» Exercise objective
Isolate every line in the data with the string "العاشرة" and copy it.

» Data for this exercise
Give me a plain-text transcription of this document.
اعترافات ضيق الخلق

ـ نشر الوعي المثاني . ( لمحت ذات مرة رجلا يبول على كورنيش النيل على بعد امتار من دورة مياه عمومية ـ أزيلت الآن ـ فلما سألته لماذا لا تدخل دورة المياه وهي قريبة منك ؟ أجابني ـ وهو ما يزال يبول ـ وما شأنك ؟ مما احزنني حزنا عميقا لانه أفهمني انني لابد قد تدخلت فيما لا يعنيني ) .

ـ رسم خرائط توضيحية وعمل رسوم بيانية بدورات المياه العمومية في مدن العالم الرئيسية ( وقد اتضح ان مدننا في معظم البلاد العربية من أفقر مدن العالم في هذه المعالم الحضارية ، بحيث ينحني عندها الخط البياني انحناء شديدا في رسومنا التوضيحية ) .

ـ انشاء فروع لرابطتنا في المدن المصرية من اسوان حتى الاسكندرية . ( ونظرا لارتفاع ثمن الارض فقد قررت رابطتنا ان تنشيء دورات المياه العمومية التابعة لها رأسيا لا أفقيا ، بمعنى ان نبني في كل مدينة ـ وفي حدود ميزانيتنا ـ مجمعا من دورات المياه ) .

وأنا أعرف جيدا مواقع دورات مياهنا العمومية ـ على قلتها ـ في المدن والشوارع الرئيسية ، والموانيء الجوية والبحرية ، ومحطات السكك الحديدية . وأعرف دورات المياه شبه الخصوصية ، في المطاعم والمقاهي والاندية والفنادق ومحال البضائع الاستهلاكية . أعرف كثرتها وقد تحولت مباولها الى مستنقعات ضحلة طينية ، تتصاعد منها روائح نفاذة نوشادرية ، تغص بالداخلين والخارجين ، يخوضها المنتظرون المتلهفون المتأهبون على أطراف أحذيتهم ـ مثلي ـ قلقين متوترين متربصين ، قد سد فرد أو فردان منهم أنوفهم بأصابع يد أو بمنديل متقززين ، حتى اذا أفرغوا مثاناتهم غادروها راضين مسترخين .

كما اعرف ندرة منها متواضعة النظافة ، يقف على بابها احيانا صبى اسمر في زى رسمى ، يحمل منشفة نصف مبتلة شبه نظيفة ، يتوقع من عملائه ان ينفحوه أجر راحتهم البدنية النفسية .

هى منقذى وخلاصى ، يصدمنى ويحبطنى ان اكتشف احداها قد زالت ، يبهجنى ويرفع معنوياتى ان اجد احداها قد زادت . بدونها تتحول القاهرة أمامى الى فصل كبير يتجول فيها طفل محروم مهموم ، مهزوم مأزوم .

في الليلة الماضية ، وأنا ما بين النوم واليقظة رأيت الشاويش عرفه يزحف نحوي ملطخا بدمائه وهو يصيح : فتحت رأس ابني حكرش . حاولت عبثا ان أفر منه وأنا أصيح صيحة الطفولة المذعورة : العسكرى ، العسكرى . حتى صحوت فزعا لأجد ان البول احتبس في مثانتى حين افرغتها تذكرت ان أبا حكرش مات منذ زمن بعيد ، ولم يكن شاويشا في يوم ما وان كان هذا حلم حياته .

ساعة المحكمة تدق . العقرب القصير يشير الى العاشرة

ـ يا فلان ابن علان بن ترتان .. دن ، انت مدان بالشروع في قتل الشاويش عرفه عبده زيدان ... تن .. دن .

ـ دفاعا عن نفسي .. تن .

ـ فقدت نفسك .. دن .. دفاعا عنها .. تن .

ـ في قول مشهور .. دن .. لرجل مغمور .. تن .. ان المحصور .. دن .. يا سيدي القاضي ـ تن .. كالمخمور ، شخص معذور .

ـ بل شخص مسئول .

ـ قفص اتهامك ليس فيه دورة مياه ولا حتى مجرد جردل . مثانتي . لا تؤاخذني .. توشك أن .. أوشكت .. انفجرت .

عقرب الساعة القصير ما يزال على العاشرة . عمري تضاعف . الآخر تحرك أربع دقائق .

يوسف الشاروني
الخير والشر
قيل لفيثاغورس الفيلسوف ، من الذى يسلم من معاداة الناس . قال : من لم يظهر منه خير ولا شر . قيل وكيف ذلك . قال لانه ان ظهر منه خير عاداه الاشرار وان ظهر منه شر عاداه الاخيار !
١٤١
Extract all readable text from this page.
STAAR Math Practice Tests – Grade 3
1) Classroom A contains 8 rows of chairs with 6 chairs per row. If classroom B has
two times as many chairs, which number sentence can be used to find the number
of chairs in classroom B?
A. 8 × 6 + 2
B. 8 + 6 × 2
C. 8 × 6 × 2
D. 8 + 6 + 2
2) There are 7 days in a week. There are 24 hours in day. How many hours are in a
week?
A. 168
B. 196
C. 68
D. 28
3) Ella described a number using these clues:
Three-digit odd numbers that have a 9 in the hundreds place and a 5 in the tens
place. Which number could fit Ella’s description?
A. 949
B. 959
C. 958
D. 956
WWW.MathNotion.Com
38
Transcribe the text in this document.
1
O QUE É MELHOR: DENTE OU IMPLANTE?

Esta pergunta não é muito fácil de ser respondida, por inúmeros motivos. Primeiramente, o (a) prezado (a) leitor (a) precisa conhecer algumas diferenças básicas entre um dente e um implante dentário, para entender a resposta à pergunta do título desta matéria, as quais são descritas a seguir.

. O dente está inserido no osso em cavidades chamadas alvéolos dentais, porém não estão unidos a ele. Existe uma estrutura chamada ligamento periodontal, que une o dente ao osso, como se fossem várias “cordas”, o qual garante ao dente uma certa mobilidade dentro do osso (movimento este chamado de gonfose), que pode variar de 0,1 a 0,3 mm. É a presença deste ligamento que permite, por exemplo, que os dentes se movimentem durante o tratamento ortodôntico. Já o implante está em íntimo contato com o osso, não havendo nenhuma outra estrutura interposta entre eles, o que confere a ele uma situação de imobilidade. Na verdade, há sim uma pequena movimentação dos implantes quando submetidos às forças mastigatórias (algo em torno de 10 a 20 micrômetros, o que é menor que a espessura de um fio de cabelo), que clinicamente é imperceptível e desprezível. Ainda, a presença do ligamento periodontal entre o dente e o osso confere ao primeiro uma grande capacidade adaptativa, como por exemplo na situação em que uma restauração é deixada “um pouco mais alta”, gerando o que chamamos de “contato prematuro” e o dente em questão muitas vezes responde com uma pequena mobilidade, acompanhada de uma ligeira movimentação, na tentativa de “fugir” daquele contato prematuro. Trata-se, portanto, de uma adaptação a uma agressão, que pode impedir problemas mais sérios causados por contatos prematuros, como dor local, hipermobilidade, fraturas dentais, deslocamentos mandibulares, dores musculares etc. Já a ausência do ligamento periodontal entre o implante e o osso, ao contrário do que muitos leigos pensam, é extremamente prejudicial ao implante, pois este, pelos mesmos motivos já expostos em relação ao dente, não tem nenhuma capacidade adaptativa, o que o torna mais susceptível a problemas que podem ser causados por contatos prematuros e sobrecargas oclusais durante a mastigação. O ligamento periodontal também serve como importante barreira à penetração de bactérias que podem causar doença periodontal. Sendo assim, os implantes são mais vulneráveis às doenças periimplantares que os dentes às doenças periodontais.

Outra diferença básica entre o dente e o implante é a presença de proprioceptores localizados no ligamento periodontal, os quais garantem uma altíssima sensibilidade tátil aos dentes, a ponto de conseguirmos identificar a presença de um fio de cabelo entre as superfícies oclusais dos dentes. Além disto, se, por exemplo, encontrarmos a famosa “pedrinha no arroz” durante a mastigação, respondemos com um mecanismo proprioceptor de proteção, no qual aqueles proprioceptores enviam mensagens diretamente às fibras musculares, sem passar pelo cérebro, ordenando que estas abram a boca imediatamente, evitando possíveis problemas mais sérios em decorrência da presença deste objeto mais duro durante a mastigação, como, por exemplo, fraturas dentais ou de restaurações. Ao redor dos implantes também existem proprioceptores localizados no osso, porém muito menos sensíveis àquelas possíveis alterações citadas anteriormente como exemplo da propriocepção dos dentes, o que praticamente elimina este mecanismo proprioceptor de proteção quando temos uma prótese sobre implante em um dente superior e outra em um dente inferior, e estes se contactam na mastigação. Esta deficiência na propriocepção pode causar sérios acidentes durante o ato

» Response to the task
ساعة المحكمة تدق . العقرب القصير يشير الى العاشرة
عقرب الساعة القصير ما يزال على العاشرة . عمري تضاعف . الآخر تحرك أربع دقائق .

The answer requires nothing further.